▶ **What to do**
How many lines in the records below hold the string "title"? Please answer with the number and nothing more.

▶ **Data for processing**

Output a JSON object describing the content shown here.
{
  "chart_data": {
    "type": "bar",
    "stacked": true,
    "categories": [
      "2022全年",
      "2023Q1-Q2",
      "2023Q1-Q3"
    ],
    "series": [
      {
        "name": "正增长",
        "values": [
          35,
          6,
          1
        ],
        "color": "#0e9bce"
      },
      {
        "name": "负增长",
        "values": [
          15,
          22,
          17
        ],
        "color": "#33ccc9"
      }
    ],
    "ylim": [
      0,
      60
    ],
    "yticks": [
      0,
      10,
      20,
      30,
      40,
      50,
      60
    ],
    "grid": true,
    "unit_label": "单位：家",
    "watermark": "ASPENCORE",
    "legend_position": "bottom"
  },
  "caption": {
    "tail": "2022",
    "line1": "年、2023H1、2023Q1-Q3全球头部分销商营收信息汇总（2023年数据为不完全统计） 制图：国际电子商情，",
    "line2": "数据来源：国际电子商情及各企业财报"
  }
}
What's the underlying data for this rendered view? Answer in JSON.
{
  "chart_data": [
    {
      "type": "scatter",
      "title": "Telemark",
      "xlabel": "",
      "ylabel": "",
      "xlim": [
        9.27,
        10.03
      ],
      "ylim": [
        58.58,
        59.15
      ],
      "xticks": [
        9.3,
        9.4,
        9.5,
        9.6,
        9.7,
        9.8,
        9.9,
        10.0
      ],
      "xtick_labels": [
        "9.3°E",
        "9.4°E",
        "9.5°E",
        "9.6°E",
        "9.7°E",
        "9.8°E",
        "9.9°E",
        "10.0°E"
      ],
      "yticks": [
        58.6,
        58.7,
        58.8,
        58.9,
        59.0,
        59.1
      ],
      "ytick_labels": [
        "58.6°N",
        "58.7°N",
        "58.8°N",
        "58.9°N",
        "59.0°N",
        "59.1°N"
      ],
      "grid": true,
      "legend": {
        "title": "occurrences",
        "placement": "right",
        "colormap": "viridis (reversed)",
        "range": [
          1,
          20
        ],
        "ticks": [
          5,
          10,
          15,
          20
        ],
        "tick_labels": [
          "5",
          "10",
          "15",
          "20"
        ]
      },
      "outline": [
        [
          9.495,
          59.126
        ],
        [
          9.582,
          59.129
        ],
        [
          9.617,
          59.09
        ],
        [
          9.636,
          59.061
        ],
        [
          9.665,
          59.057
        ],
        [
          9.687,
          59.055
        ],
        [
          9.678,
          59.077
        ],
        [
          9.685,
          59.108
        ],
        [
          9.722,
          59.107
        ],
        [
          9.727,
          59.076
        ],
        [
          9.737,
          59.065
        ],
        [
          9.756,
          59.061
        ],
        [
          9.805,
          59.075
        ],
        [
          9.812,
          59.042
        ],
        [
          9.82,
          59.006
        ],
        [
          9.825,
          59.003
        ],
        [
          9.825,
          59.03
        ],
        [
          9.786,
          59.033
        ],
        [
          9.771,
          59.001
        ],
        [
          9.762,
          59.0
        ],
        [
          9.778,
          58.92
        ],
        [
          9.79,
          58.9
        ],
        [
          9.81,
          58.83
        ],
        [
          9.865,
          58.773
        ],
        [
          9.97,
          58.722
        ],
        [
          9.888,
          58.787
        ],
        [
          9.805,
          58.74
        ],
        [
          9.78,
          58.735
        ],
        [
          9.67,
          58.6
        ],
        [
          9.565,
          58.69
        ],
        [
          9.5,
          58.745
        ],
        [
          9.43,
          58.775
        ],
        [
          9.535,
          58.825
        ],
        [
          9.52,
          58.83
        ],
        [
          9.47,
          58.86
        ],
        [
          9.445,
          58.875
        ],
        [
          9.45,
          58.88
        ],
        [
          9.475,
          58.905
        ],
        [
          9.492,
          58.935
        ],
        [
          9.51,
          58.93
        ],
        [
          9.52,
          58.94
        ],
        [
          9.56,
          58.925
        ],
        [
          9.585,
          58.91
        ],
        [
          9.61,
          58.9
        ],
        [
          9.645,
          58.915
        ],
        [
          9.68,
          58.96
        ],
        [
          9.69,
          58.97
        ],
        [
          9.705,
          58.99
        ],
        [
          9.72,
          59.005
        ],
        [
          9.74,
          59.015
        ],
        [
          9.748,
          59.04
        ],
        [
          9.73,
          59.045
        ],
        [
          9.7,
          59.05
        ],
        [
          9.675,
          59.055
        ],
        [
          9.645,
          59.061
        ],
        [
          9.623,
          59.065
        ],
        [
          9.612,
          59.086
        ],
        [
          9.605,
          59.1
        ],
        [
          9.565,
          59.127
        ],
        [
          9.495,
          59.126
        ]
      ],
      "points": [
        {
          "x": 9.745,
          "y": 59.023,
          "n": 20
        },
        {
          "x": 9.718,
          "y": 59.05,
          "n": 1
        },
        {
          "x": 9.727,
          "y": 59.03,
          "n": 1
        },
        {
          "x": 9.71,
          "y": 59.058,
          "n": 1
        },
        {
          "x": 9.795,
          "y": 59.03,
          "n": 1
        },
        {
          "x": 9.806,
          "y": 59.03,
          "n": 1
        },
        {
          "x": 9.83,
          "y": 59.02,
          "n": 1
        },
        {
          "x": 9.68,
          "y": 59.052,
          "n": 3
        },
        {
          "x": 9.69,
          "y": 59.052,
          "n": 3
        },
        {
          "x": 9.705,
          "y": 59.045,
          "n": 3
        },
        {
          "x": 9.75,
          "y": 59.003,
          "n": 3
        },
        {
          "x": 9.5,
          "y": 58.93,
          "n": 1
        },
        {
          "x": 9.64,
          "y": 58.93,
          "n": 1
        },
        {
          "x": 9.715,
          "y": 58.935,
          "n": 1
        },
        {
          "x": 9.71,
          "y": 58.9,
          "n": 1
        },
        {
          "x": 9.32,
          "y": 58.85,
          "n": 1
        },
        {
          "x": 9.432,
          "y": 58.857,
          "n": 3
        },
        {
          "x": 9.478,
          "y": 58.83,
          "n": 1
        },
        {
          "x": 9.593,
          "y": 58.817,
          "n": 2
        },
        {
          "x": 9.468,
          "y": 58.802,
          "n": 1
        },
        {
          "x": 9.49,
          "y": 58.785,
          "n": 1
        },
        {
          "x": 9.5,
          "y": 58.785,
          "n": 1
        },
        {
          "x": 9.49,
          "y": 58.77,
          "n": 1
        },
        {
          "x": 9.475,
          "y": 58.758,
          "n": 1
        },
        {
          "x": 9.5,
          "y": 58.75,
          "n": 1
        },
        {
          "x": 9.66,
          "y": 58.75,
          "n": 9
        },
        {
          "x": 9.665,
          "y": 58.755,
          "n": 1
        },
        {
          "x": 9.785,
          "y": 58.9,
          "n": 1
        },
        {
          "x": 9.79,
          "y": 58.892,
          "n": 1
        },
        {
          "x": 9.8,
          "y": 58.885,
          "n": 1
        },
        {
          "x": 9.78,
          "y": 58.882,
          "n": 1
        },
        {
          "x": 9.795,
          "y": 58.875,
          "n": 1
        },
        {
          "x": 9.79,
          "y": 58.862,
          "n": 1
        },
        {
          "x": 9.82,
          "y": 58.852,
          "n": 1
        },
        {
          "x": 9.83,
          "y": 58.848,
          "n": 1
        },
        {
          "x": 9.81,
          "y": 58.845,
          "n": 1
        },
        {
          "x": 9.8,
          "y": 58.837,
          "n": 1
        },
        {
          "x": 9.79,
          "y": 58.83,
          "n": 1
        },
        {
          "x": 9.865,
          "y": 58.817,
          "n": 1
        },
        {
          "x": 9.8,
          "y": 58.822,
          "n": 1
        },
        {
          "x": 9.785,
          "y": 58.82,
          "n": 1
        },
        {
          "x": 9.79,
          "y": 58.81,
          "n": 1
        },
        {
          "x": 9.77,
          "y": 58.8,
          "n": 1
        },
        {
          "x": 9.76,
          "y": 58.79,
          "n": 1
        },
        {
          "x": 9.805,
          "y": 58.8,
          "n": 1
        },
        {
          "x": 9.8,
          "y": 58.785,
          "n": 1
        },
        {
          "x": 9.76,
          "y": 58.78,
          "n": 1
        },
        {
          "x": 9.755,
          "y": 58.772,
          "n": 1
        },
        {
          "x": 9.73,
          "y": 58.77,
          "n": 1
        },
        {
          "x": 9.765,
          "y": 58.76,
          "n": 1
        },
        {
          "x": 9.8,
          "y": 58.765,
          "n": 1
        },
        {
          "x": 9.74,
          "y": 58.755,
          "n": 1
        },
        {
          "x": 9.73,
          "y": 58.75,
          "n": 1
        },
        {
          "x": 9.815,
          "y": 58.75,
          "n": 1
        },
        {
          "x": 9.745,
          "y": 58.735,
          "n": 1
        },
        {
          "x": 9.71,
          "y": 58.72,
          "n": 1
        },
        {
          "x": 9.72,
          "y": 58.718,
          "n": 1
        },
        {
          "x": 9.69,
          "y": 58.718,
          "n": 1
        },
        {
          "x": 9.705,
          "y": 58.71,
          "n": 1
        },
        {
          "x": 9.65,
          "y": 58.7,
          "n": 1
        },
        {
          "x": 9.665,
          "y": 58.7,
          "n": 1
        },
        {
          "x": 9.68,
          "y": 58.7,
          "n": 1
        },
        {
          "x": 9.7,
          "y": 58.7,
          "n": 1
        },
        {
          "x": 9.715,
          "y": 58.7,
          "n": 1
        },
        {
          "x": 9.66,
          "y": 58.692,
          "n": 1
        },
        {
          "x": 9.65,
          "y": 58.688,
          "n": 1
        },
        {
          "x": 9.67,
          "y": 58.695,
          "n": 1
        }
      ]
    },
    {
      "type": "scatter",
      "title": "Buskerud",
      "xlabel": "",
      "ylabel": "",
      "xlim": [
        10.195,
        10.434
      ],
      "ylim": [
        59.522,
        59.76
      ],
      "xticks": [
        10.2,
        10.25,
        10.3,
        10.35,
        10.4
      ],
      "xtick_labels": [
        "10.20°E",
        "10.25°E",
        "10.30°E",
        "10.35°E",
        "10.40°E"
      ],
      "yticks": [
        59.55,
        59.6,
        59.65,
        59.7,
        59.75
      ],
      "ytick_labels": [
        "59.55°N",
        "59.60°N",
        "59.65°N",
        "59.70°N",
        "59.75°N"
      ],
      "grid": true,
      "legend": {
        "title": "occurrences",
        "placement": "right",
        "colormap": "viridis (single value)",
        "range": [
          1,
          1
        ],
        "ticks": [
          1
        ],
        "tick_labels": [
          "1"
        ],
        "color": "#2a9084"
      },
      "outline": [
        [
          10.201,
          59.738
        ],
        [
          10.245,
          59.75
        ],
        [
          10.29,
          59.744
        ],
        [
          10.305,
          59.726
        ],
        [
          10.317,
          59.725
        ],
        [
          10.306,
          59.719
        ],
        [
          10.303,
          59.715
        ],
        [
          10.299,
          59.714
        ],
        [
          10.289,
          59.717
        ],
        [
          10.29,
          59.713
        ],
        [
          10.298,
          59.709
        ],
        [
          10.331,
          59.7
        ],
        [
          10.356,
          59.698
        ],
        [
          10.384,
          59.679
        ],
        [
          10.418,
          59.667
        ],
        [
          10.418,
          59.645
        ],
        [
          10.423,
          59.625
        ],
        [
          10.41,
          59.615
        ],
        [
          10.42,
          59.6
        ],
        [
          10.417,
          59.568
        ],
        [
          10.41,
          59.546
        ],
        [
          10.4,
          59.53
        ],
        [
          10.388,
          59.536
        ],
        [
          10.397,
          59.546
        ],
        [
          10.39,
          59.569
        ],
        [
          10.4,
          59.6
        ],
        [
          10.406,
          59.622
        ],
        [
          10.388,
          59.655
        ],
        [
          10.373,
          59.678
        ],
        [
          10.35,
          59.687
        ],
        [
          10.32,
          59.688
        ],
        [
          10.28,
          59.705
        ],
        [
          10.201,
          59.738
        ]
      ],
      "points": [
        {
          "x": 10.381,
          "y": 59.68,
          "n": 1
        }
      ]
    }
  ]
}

▶ **Written answer**
4